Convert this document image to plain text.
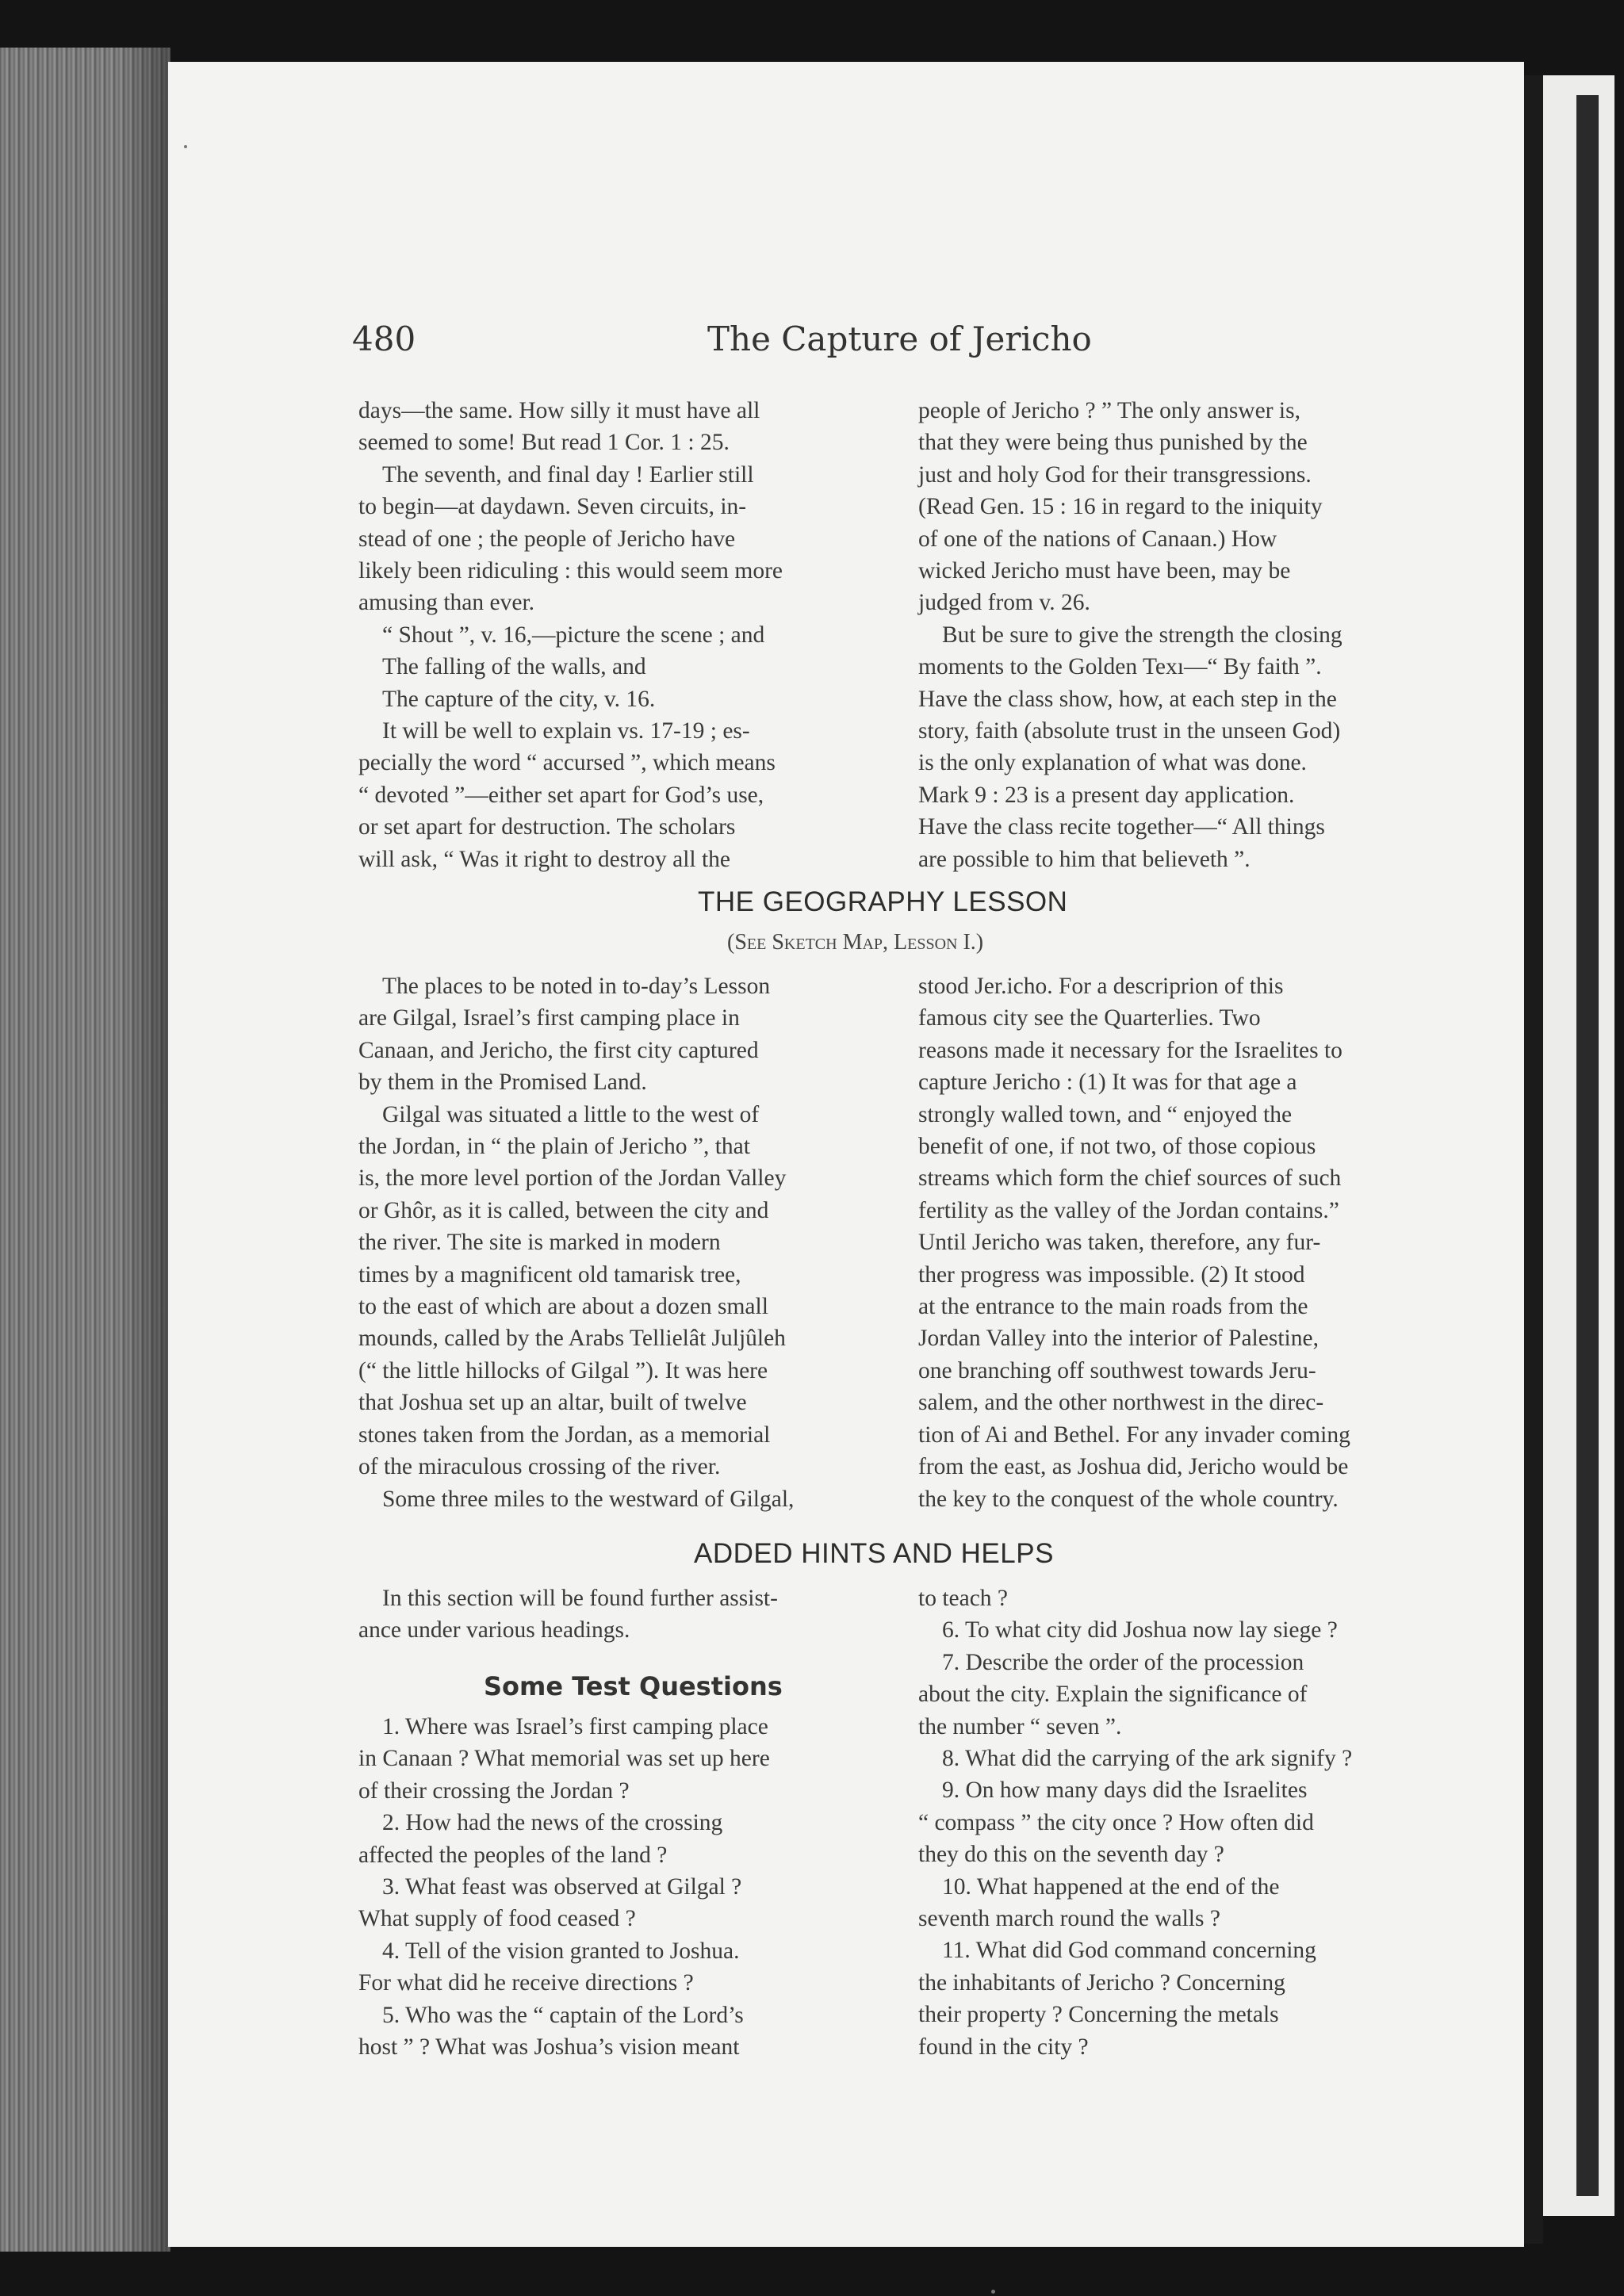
480	The Capture of Jericho
days—the same. How silly it must have all
seemed to some! But read 1 Cor. 1 : 25.
The seventh, and final day ! Earlier still
to begin—at daydawn. Seven circuits, in-
stead of one ; the people of Jericho have
likely been ridiculing : this would seem more
amusing than ever.
“ Shout ”, v. 16,—picture the scene ; and
The falling of the walls, and
The capture of the city, v. 16.
It will be well to explain vs. 17-19 ; es-
pecially the word “ accursed ”, which means
“ devoted ”—either set apart for God’s use,
or set apart for destruction. The scholars
will ask, “ Was it right to destroy all the
people of Jericho ? ” The only answer is,
that they were being thus punished by the
just and holy God for their transgressions.
(Read Gen. 15 : 16 in regard to the iniquity
of one of the nations of Canaan.) How
wicked Jericho must have been, may be
judged from v. 26.
But be sure to give the strength the closing
moments to the Golden Texı—“ By faith ”.
Have the class show, how, at each step in the
story, faith (absolute trust in the unseen God)
is the only explanation of what was done.
Mark 9 : 23 is a present day application.
Have the class recite together—“ All things
are possible to him that believeth ”.
THE GEOGRAPHY LESSON
(See Sketch Map, Lesson I.)
The places to be noted in to-day’s Lesson
are Gilgal, Israel’s first camping place in
Canaan, and Jericho, the first city captured
by them in the Promised Land.
Gilgal was situated a little to the west of
the Jordan, in “ the plain of Jericho ”, that
is, the more level portion of the Jordan Valley
or Ghôr, as it is called, between the city and
the river. The site is marked in modern
times by a magnificent old tamarisk tree,
to the east of which are about a dozen small
mounds, called by the Arabs Tellielât Juljûleh
(“ the little hillocks of Gilgal ”). It was here
that Joshua set up an altar, built of twelve
stones taken from the Jordan, as a memorial
of the miraculous crossing of the river.
Some three miles to the westward of Gilgal,
stood Jer.icho. For a descriprion of this
famous city see the Quarterlies. Two
reasons made it necessary for the Israelites to
capture Jericho : (1) It was for that age a
strongly walled town, and “ enjoyed the
benefit of one, if not two, of those copious
streams which form the chief sources of such
fertility as the valley of the Jordan contains.”
Until Jericho was taken, therefore, any fur-
ther progress was impossible. (2) It stood
at the entrance to the main roads from the
Jordan Valley into the interior of Palestine,
one branching off southwest towards Jeru-
salem, and the other northwest in the direc-
tion of Ai and Bethel. For any invader coming
from the east, as Joshua did, Jericho would be
the key to the conquest of the whole country.
ADDED HINTS AND HELPS
In this section will be found further assist-
ance under various headings.
Some Test Questions
1. Where was Israel’s first camping place
in Canaan ? What memorial was set up here
of their crossing the Jordan ?
2. How had the news of the crossing
affected the peoples of the land ?
3. What feast was observed at Gilgal ?
What supply of food ceased ?
4. Tell of the vision granted to Joshua.
For what did he receive directions ?
5. Who was the “ captain of the Lord’s
host ” ? What was Joshua’s vision meant
to teach ?
6. To what city did Joshua now lay siege ?
7. Describe the order of the procession
about the city. Explain the significance of
the number “ seven ”.
8. What did the carrying of the ark signify ?
9. On how many days did the Israelites
“ compass ” the city once ? How often did
they do this on the seventh day ?
10. What happened at the end of the
seventh march round the walls ?
11. What did God command concerning
the inhabitants of Jericho ? Concerning
their property ? Concerning the metals
found in the city ?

- **WORK TO BE COMPLETED**
Pick out the lines that include the word "their" and write them out.

- **OUTPUT FOR THIS TASK**
just and holy God for their transgressions.
of their crossing the Jordan ?
their property ? Concerning the metals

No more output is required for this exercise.